- _Source data_:
■ ■ ■ ■

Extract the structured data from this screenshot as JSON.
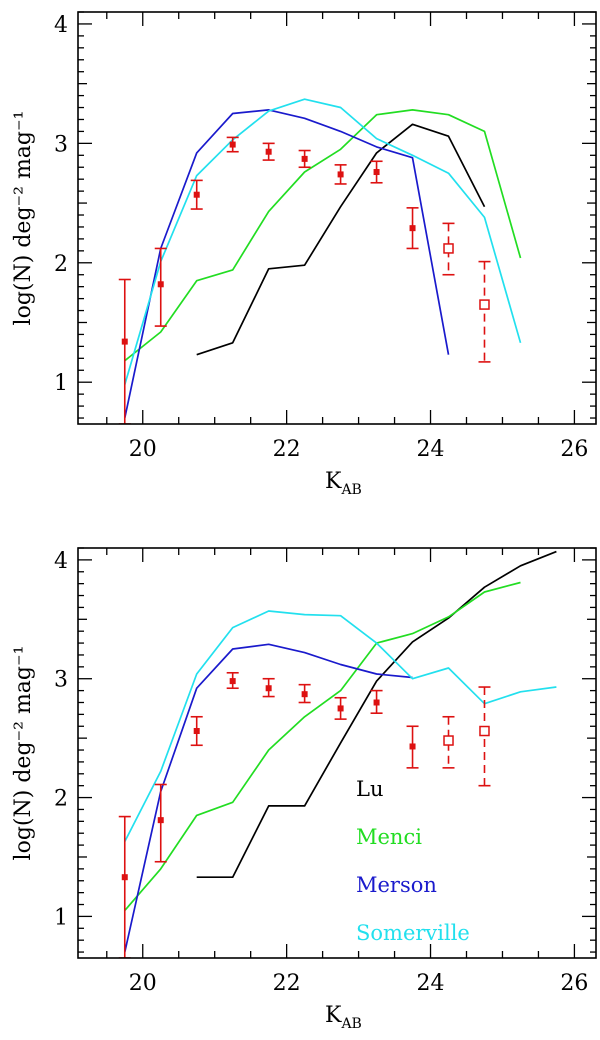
{
  "chart_data": [
    {
      "type": "line",
      "panel": "top",
      "xlabel": "K",
      "xlabel_sub": "AB",
      "ylabel": "log(N) deg⁻² mag⁻¹",
      "xlim": [
        19.1,
        26.3
      ],
      "ylim": [
        0.65,
        4.1
      ],
      "xticks": [
        20,
        22,
        24,
        26
      ],
      "yticks": [
        1,
        2,
        3,
        4
      ],
      "series": [
        {
          "name": "Lu",
          "color": "#000000",
          "x": [
            20.75,
            21.25,
            21.75,
            22.25,
            22.75,
            23.25,
            23.75,
            24.25,
            24.75
          ],
          "y": [
            1.23,
            1.33,
            1.95,
            1.98,
            2.47,
            2.92,
            3.16,
            3.06,
            2.47
          ]
        },
        {
          "name": "Menci",
          "color": "#22dd22",
          "x": [
            19.75,
            20.25,
            20.75,
            21.25,
            21.75,
            22.25,
            22.75,
            23.25,
            23.75,
            24.25,
            24.75,
            25.25
          ],
          "y": [
            1.18,
            1.42,
            1.85,
            1.94,
            2.43,
            2.76,
            2.95,
            3.24,
            3.28,
            3.24,
            3.1,
            2.04
          ]
        },
        {
          "name": "Merson",
          "color": "#1a1acc",
          "x": [
            19.75,
            20.25,
            20.75,
            21.25,
            21.75,
            22.25,
            22.75,
            23.25,
            23.75,
            24.25
          ],
          "y": [
            0.7,
            2.12,
            2.92,
            3.25,
            3.28,
            3.21,
            3.1,
            2.97,
            2.88,
            1.23
          ]
        },
        {
          "name": "Somerville",
          "color": "#22e0ee",
          "x": [
            19.75,
            20.25,
            20.75,
            21.25,
            21.75,
            22.25,
            22.75,
            23.25,
            23.75,
            24.25,
            24.75,
            25.25
          ],
          "y": [
            0.98,
            2.01,
            2.73,
            3.03,
            3.27,
            3.37,
            3.3,
            3.04,
            2.9,
            2.75,
            2.38,
            1.33
          ]
        }
      ],
      "points": {
        "name": "data",
        "color": "#dd1111",
        "x": [
          19.75,
          20.25,
          20.75,
          21.25,
          21.75,
          22.25,
          22.75,
          23.25,
          23.75,
          24.25,
          24.75
        ],
        "y": [
          1.34,
          1.82,
          2.57,
          2.99,
          2.93,
          2.87,
          2.74,
          2.76,
          2.29,
          2.12,
          1.65
        ],
        "err_low": [
          0.65,
          1.47,
          2.45,
          2.93,
          2.86,
          2.8,
          2.66,
          2.67,
          2.12,
          1.9,
          1.17
        ],
        "err_high": [
          1.86,
          2.12,
          2.69,
          3.05,
          3.0,
          2.94,
          2.82,
          2.85,
          2.46,
          2.33,
          2.01
        ],
        "open": [
          false,
          false,
          false,
          false,
          false,
          false,
          false,
          false,
          false,
          true,
          true
        ]
      }
    },
    {
      "type": "line",
      "panel": "bottom",
      "xlabel": "K",
      "xlabel_sub": "AB",
      "ylabel": "log(N) deg⁻² mag⁻¹",
      "xlim": [
        19.1,
        26.3
      ],
      "ylim": [
        0.65,
        4.1
      ],
      "xticks": [
        20,
        22,
        24,
        26
      ],
      "yticks": [
        1,
        2,
        3,
        4
      ],
      "series": [
        {
          "name": "Lu",
          "color": "#000000",
          "x": [
            20.75,
            21.25,
            21.75,
            22.25,
            22.75,
            23.25,
            23.75,
            24.25,
            24.75,
            25.25,
            25.75
          ],
          "y": [
            1.33,
            1.33,
            1.93,
            1.93,
            2.46,
            2.98,
            3.31,
            3.51,
            3.77,
            3.95,
            4.07
          ]
        },
        {
          "name": "Menci",
          "color": "#22dd22",
          "x": [
            19.75,
            20.25,
            20.75,
            21.25,
            21.75,
            22.25,
            22.75,
            23.25,
            23.75,
            24.25,
            24.75,
            25.25
          ],
          "y": [
            1.05,
            1.4,
            1.85,
            1.96,
            2.4,
            2.68,
            2.9,
            3.3,
            3.38,
            3.52,
            3.73,
            3.81
          ]
        },
        {
          "name": "Merson",
          "color": "#1a1acc",
          "x": [
            19.75,
            20.25,
            20.75,
            21.25,
            21.75,
            22.25,
            22.75,
            23.25,
            23.75
          ],
          "y": [
            0.7,
            2.05,
            2.92,
            3.25,
            3.29,
            3.22,
            3.12,
            3.04,
            3.01
          ]
        },
        {
          "name": "Somerville",
          "color": "#22e0ee",
          "x": [
            19.75,
            20.25,
            20.75,
            21.25,
            21.75,
            22.25,
            22.75,
            23.25,
            23.75,
            24.25,
            24.75,
            25.25,
            25.75
          ],
          "y": [
            1.63,
            2.22,
            3.04,
            3.43,
            3.57,
            3.54,
            3.53,
            3.3,
            3.0,
            3.09,
            2.79,
            2.89,
            2.93
          ]
        }
      ],
      "points": {
        "name": "data",
        "color": "#dd1111",
        "x": [
          19.75,
          20.25,
          20.75,
          21.25,
          21.75,
          22.25,
          22.75,
          23.25,
          23.75,
          24.25,
          24.75
        ],
        "y": [
          1.33,
          1.81,
          2.56,
          2.98,
          2.92,
          2.87,
          2.75,
          2.8,
          2.43,
          2.48,
          2.56
        ],
        "err_low": [
          0.65,
          1.46,
          2.44,
          2.92,
          2.85,
          2.8,
          2.66,
          2.71,
          2.25,
          2.25,
          2.1
        ],
        "err_high": [
          1.84,
          2.11,
          2.68,
          3.05,
          3.0,
          2.95,
          2.84,
          2.9,
          2.6,
          2.68,
          2.93
        ],
        "open": [
          false,
          false,
          false,
          false,
          false,
          false,
          false,
          false,
          false,
          true,
          true
        ]
      },
      "legend": {
        "placement": "lower-center",
        "entries": [
          {
            "label": "Lu",
            "color": "#000000"
          },
          {
            "label": "Menci",
            "color": "#22dd22"
          },
          {
            "label": "Merson",
            "color": "#1a1acc"
          },
          {
            "label": "Somerville",
            "color": "#22e0ee"
          }
        ]
      }
    }
  ]
}
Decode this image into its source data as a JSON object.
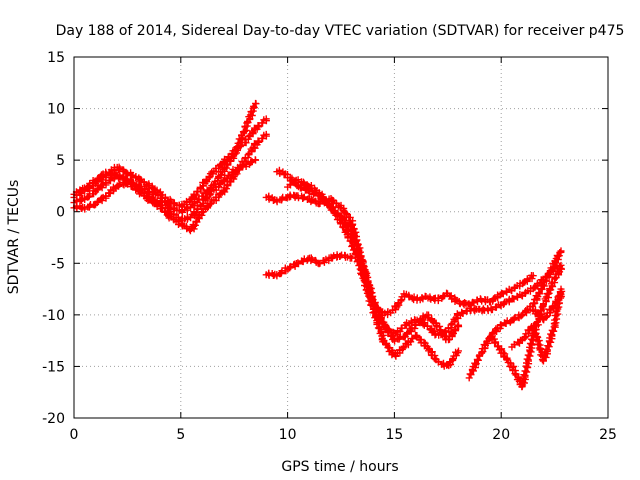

■ ■ ■ ■

- _Set task_: Leaving out the pictures, repeat the data above exactly.

- _Result of the task_:
Extract the structured data from this screenshot as JSON.
{
  "chart_data": [
    {
      "type": "line",
      "panel": "top",
      "xlabel": "K",
      "xlabel_sub": "AB",
      "ylabel": "log(N) deg⁻² mag⁻¹",
      "xlim": [
        19.1,
        26.3
      ],
      "ylim": [
        0.65,
        4.1
      ],
      "xticks": [
        20,
        22,
        24,
        26
      ],
      "yticks": [
        1,
        2,
        3,
        4
      ],
      "series": [
        {
          "name": "Lu",
          "color": "#000000",
          "x": [
            20.75,
            21.25,
            21.75,
            22.25,
            22.75,
            23.25,
            23.75,
            24.25,
            24.75
          ],
          "y": [
            1.23,
            1.33,
            1.95,
            1.98,
            2.47,
            2.92,
            3.16,
            3.06,
            2.47
          ]
        },
        {
          "name": "Menci",
          "color": "#22dd22",
          "x": [
            19.75,
            20.25,
            20.75,
            21.25,
            21.75,
            22.25,
            22.75,
            23.25,
            23.75,
            24.25,
            24.75,
            25.25
          ],
          "y": [
            1.18,
            1.42,
            1.85,
            1.94,
            2.43,
            2.76,
            2.95,
            3.24,
            3.28,
            3.24,
            3.1,
            2.04
          ]
        },
        {
          "name": "Merson",
          "color": "#1a1acc",
          "x": [
            19.75,
            20.25,
            20.75,
            21.25,
            21.75,
            22.25,
            22.75,
            23.25,
            23.75,
            24.25
          ],
          "y": [
            0.7,
            2.12,
            2.92,
            3.25,
            3.28,
            3.21,
            3.1,
            2.97,
            2.88,
            1.23
          ]
        },
        {
          "name": "Somerville",
          "color": "#22e0ee",
          "x": [
            19.75,
            20.25,
            20.75,
            21.25,
            21.75,
            22.25,
            22.75,
            23.25,
            23.75,
            24.25,
            24.75,
            25.25
          ],
          "y": [
            0.98,
            2.01,
            2.73,
            3.03,
            3.27,
            3.37,
            3.3,
            3.04,
            2.9,
            2.75,
            2.38,
            1.33
          ]
        }
      ],
      "points": {
        "name": "data",
        "color": "#dd1111",
        "x": [
          19.75,
          20.25,
          20.75,
          21.25,
          21.75,
          22.25,
          22.75,
          23.25,
          23.75,
          24.25,
          24.75
        ],
        "y": [
          1.34,
          1.82,
          2.57,
          2.99,
          2.93,
          2.87,
          2.74,
          2.76,
          2.29,
          2.12,
          1.65
        ],
        "err_low": [
          0.65,
          1.47,
          2.45,
          2.93,
          2.86,
          2.8,
          2.66,
          2.67,
          2.12,
          1.9,
          1.17
        ],
        "err_high": [
          1.86,
          2.12,
          2.69,
          3.05,
          3.0,
          2.94,
          2.82,
          2.85,
          2.46,
          2.33,
          2.01
        ],
        "open": [
          false,
          false,
          false,
          false,
          false,
          false,
          false,
          false,
          false,
          true,
          true
        ]
      }
    },
    {
      "type": "line",
      "panel": "bottom",
      "xlabel": "K",
      "xlabel_sub": "AB",
      "ylabel": "log(N) deg⁻² mag⁻¹",
      "xlim": [
        19.1,
        26.3
      ],
      "ylim": [
        0.65,
        4.1
      ],
      "xticks": [
        20,
        22,
        24,
        26
      ],
      "yticks": [
        1,
        2,
        3,
        4
      ],
      "series": [
        {
          "name": "Lu",
          "color": "#000000",
          "x": [
            20.75,
            21.25,
            21.75,
            22.25,
            22.75,
            23.25,
            23.75,
            24.25,
            24.75,
            25.25,
            25.75
          ],
          "y": [
            1.33,
            1.33,
            1.93,
            1.93,
            2.46,
            2.98,
            3.31,
            3.51,
            3.77,
            3.95,
            4.07
          ]
        },
        {
          "name": "Menci",
          "color": "#22dd22",
          "x": [
            19.75,
            20.25,
            20.75,
            21.25,
            21.75,
            22.25,
            22.75,
            23.25,
            23.75,
            24.25,
            24.75,
            25.25
          ],
          "y": [
            1.05,
            1.4,
            1.85,
            1.96,
            2.4,
            2.68,
            2.9,
            3.3,
            3.38,
            3.52,
            3.73,
            3.81
          ]
        },
        {
          "name": "Merson",
          "color": "#1a1acc",
          "x": [
            19.75,
            20.25,
            20.75,
            21.25,
            21.75,
            22.25,
            22.75,
            23.25,
            23.75
          ],
          "y": [
            0.7,
            2.05,
            2.92,
            3.25,
            3.29,
            3.22,
            3.12,
            3.04,
            3.01
          ]
        },
        {
          "name": "Somerville",
          "color": "#22e0ee",
          "x": [
            19.75,
            20.25,
            20.75,
            21.25,
            21.75,
            22.25,
            22.75,
            23.25,
            23.75,
            24.25,
            24.75,
            25.25,
            25.75
          ],
          "y": [
            1.63,
            2.22,
            3.04,
            3.43,
            3.57,
            3.54,
            3.53,
            3.3,
            3.0,
            3.09,
            2.79,
            2.89,
            2.93
          ]
        }
      ],
      "points": {
        "name": "data",
        "color": "#dd1111",
        "x": [
          19.75,
          20.25,
          20.75,
          21.25,
          21.75,
          22.25,
          22.75,
          23.25,
          23.75,
          24.25,
          24.75
        ],
        "y": [
          1.33,
          1.81,
          2.56,
          2.98,
          2.92,
          2.87,
          2.75,
          2.8,
          2.43,
          2.48,
          2.56
        ],
        "err_low": [
          0.65,
          1.46,
          2.44,
          2.92,
          2.85,
          2.8,
          2.66,
          2.71,
          2.25,
          2.25,
          2.1
        ],
        "err_high": [
          1.84,
          2.11,
          2.68,
          3.05,
          3.0,
          2.95,
          2.84,
          2.9,
          2.6,
          2.68,
          2.93
        ],
        "open": [
          false,
          false,
          false,
          false,
          false,
          false,
          false,
          false,
          false,
          true,
          true
        ]
      },
      "legend": {
        "placement": "lower-center",
        "entries": [
          {
            "label": "Lu",
            "color": "#000000"
          },
          {
            "label": "Menci",
            "color": "#22dd22"
          },
          {
            "label": "Merson",
            "color": "#1a1acc"
          },
          {
            "label": "Somerville",
            "color": "#22e0ee"
          }
        ]
      }
    }
  ]
}
Decode this image into its source data as a JSON object.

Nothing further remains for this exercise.